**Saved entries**
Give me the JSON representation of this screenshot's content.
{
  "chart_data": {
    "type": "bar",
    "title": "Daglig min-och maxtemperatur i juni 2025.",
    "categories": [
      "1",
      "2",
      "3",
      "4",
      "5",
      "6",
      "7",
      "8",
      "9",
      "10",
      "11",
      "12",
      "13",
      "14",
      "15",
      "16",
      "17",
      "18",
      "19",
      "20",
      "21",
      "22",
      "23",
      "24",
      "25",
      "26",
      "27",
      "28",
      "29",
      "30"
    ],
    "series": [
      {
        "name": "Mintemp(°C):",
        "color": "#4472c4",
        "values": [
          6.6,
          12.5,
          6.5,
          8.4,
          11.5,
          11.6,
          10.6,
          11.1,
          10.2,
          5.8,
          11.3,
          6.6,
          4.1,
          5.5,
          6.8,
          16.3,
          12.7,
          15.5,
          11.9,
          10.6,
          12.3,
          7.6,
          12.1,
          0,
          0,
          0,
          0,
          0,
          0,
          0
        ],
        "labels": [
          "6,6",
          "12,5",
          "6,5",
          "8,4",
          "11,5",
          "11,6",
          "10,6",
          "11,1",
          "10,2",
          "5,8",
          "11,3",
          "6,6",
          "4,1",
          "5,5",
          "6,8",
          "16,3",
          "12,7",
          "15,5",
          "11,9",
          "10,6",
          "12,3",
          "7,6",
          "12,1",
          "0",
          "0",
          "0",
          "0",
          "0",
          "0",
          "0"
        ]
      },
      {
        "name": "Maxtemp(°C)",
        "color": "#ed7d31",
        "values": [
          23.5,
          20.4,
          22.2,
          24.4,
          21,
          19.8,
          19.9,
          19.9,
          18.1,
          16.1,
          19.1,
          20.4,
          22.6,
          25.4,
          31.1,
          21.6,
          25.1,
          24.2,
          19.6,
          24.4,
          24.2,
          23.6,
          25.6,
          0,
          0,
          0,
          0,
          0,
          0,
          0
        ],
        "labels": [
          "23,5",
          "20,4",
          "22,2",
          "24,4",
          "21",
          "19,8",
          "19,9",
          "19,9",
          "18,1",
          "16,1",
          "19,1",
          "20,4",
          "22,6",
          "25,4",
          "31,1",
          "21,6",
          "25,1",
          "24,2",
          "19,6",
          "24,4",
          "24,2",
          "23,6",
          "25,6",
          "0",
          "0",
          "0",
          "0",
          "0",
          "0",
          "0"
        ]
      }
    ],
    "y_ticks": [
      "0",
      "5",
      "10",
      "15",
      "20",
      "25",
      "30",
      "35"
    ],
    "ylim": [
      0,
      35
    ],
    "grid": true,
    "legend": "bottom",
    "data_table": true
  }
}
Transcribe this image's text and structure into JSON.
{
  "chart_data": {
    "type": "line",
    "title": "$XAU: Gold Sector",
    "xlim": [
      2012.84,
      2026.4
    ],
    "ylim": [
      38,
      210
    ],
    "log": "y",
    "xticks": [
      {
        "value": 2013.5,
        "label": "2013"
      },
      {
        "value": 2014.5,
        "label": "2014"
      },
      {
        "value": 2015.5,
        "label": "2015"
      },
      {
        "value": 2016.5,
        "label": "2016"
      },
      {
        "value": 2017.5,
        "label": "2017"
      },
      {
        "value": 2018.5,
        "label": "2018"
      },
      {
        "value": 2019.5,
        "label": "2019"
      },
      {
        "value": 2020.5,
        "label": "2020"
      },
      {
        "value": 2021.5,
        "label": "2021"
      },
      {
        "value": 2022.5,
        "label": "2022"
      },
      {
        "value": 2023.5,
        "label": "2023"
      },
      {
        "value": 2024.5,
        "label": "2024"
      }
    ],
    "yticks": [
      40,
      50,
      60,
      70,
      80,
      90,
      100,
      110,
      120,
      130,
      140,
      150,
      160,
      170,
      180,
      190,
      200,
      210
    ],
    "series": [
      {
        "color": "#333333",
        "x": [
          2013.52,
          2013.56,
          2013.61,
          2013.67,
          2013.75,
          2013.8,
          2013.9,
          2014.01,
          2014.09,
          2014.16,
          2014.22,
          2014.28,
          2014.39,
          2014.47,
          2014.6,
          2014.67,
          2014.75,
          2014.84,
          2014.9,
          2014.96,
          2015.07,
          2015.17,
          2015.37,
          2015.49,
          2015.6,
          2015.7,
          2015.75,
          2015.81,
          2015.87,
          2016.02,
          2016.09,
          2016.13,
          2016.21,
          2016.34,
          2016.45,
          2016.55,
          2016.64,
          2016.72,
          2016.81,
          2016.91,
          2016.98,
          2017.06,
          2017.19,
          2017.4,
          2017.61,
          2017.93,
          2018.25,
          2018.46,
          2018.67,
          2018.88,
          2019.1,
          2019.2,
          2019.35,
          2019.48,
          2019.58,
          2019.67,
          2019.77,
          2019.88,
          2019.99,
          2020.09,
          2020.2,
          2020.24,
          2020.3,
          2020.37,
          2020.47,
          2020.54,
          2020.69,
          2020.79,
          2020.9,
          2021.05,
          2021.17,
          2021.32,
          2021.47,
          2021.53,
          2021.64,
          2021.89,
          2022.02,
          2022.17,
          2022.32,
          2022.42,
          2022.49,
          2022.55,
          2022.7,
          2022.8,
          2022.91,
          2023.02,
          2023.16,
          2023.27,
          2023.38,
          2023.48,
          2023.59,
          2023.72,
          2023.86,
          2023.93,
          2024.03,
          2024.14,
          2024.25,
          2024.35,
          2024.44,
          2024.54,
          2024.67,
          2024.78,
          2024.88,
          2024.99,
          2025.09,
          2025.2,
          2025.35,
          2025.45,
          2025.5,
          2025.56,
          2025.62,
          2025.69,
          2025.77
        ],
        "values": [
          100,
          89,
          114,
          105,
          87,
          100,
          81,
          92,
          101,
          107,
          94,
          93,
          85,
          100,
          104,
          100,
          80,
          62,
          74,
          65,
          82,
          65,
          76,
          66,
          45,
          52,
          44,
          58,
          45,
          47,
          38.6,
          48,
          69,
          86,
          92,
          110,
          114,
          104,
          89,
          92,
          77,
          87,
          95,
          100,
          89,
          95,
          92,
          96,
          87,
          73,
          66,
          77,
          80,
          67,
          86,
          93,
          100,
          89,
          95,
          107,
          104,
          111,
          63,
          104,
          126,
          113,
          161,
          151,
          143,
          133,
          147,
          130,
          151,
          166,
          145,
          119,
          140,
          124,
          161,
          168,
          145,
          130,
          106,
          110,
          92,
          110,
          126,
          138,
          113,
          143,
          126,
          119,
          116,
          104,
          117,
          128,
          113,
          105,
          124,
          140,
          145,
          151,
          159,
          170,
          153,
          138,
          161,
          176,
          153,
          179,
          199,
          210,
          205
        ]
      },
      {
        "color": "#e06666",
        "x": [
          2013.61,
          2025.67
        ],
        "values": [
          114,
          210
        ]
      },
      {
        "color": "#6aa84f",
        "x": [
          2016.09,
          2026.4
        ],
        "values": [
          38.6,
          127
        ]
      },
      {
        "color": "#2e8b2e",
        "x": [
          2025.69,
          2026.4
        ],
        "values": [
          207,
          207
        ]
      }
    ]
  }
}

**EXERCISE AIM**
Word for word, quote all of the data above.

**EXERCISE RESULT**
Give me the JSON representation of this screenshot's content.
{
  "chart_data": {
    "type": "bar",
    "title": "Daglig min-och maxtemperatur i juni 2025.",
    "categories": [
      "1",
      "2",
      "3",
      "4",
      "5",
      "6",
      "7",
      "8",
      "9",
      "10",
      "11",
      "12",
      "13",
      "14",
      "15",
      "16",
      "17",
      "18",
      "19",
      "20",
      "21",
      "22",
      "23",
      "24",
      "25",
      "26",
      "27",
      "28",
      "29",
      "30"
    ],
    "series": [
      {
        "name": "Mintemp(°C):",
        "color": "#4472c4",
        "values": [
          6.6,
          12.5,
          6.5,
          8.4,
          11.5,
          11.6,
          10.6,
          11.1,
          10.2,
          5.8,
          11.3,
          6.6,
          4.1,
          5.5,
          6.8,
          16.3,
          12.7,
          15.5,
          11.9,
          10.6,
          12.3,
          7.6,
          12.1,
          0,
          0,
          0,
          0,
          0,
          0,
          0
        ],
        "labels": [
          "6,6",
          "12,5",
          "6,5",
          "8,4",
          "11,5",
          "11,6",
          "10,6",
          "11,1",
          "10,2",
          "5,8",
          "11,3",
          "6,6",
          "4,1",
          "5,5",
          "6,8",
          "16,3",
          "12,7",
          "15,5",
          "11,9",
          "10,6",
          "12,3",
          "7,6",
          "12,1",
          "0",
          "0",
          "0",
          "0",
          "0",
          "0",
          "0"
        ]
      },
      {
        "name": "Maxtemp(°C)",
        "color": "#ed7d31",
        "values": [
          23.5,
          20.4,
          22.2,
          24.4,
          21,
          19.8,
          19.9,
          19.9,
          18.1,
          16.1,
          19.1,
          20.4,
          22.6,
          25.4,
          31.1,
          21.6,
          25.1,
          24.2,
          19.6,
          24.4,
          24.2,
          23.6,
          25.6,
          0,
          0,
          0,
          0,
          0,
          0,
          0
        ],
        "labels": [
          "23,5",
          "20,4",
          "22,2",
          "24,4",
          "21",
          "19,8",
          "19,9",
          "19,9",
          "18,1",
          "16,1",
          "19,1",
          "20,4",
          "22,6",
          "25,4",
          "31,1",
          "21,6",
          "25,1",
          "24,2",
          "19,6",
          "24,4",
          "24,2",
          "23,6",
          "25,6",
          "0",
          "0",
          "0",
          "0",
          "0",
          "0",
          "0"
        ]
      }
    ],
    "y_ticks": [
      "0",
      "5",
      "10",
      "15",
      "20",
      "25",
      "30",
      "35"
    ],
    "ylim": [
      0,
      35
    ],
    "grid": true,
    "legend": "bottom",
    "data_table": true
  }
}
Transcribe this image's text and structure into JSON.
{
  "chart_data": {
    "type": "line",
    "title": "$XAU: Gold Sector",
    "xlim": [
      2012.84,
      2026.4
    ],
    "ylim": [
      38,
      210
    ],
    "log": "y",
    "xticks": [
      {
        "value": 2013.5,
        "label": "2013"
      },
      {
        "value": 2014.5,
        "label": "2014"
      },
      {
        "value": 2015.5,
        "label": "2015"
      },
      {
        "value": 2016.5,
        "label": "2016"
      },
      {
        "value": 2017.5,
        "label": "2017"
      },
      {
        "value": 2018.5,
        "label": "2018"
      },
      {
        "value": 2019.5,
        "label": "2019"
      },
      {
        "value": 2020.5,
        "label": "2020"
      },
      {
        "value": 2021.5,
        "label": "2021"
      },
      {
        "value": 2022.5,
        "label": "2022"
      },
      {
        "value": 2023.5,
        "label": "2023"
      },
      {
        "value": 2024.5,
        "label": "2024"
      }
    ],
    "yticks": [
      40,
      50,
      60,
      70,
      80,
      90,
      100,
      110,
      120,
      130,
      140,
      150,
      160,
      170,
      180,
      190,
      200,
      210
    ],
    "series": [
      {
        "color": "#333333",
        "x": [
          2013.52,
          2013.56,
          2013.61,
          2013.67,
          2013.75,
          2013.8,
          2013.9,
          2014.01,
          2014.09,
          2014.16,
          2014.22,
          2014.28,
          2014.39,
          2014.47,
          2014.6,
          2014.67,
          2014.75,
          2014.84,
          2014.9,
          2014.96,
          2015.07,
          2015.17,
          2015.37,
          2015.49,
          2015.6,
          2015.7,
          2015.75,
          2015.81,
          2015.87,
          2016.02,
          2016.09,
          2016.13,
          2016.21,
          2016.34,
          2016.45,
          2016.55,
          2016.64,
          2016.72,
          2016.81,
          2016.91,
          2016.98,
          2017.06,
          2017.19,
          2017.4,
          2017.61,
          2017.93,
          2018.25,
          2018.46,
          2018.67,
          2018.88,
          2019.1,
          2019.2,
          2019.35,
          2019.48,
          2019.58,
          2019.67,
          2019.77,
          2019.88,
          2019.99,
          2020.09,
          2020.2,
          2020.24,
          2020.3,
          2020.37,
          2020.47,
          2020.54,
          2020.69,
          2020.79,
          2020.9,
          2021.05,
          2021.17,
          2021.32,
          2021.47,
          2021.53,
          2021.64,
          2021.89,
          2022.02,
          2022.17,
          2022.32,
          2022.42,
          2022.49,
          2022.55,
          2022.7,
          2022.8,
          2022.91,
          2023.02,
          2023.16,
          2023.27,
          2023.38,
          2023.48,
          2023.59,
          2023.72,
          2023.86,
          2023.93,
          2024.03,
          2024.14,
          2024.25,
          2024.35,
          2024.44,
          2024.54,
          2024.67,
          2024.78,
          2024.88,
          2024.99,
          2025.09,
          2025.2,
          2025.35,
          2025.45,
          2025.5,
          2025.56,
          2025.62,
          2025.69,
          2025.77
        ],
        "values": [
          100,
          89,
          114,
          105,
          87,
          100,
          81,
          92,
          101,
          107,
          94,
          93,
          85,
          100,
          104,
          100,
          80,
          62,
          74,
          65,
          82,
          65,
          76,
          66,
          45,
          52,
          44,
          58,
          45,
          47,
          38.6,
          48,
          69,
          86,
          92,
          110,
          114,
          104,
          89,
          92,
          77,
          87,
          95,
          100,
          89,
          95,
          92,
          96,
          87,
          73,
          66,
          77,
          80,
          67,
          86,
          93,
          100,
          89,
          95,
          107,
          104,
          111,
          63,
          104,
          126,
          113,
          161,
          151,
          143,
          133,
          147,
          130,
          151,
          166,
          145,
          119,
          140,
          124,
          161,
          168,
          145,
          130,
          106,
          110,
          92,
          110,
          126,
          138,
          113,
          143,
          126,
          119,
          116,
          104,
          117,
          128,
          113,
          105,
          124,
          140,
          145,
          151,
          159,
          170,
          153,
          138,
          161,
          176,
          153,
          179,
          199,
          210,
          205
        ]
      },
      {
        "color": "#e06666",
        "x": [
          2013.61,
          2025.67
        ],
        "values": [
          114,
          210
        ]
      },
      {
        "color": "#6aa84f",
        "x": [
          2016.09,
          2026.4
        ],
        "values": [
          38.6,
          127
        ]
      },
      {
        "color": "#2e8b2e",
        "x": [
          2025.69,
          2026.4
        ],
        "values": [
          207,
          207
        ]
      }
    ]
  }
}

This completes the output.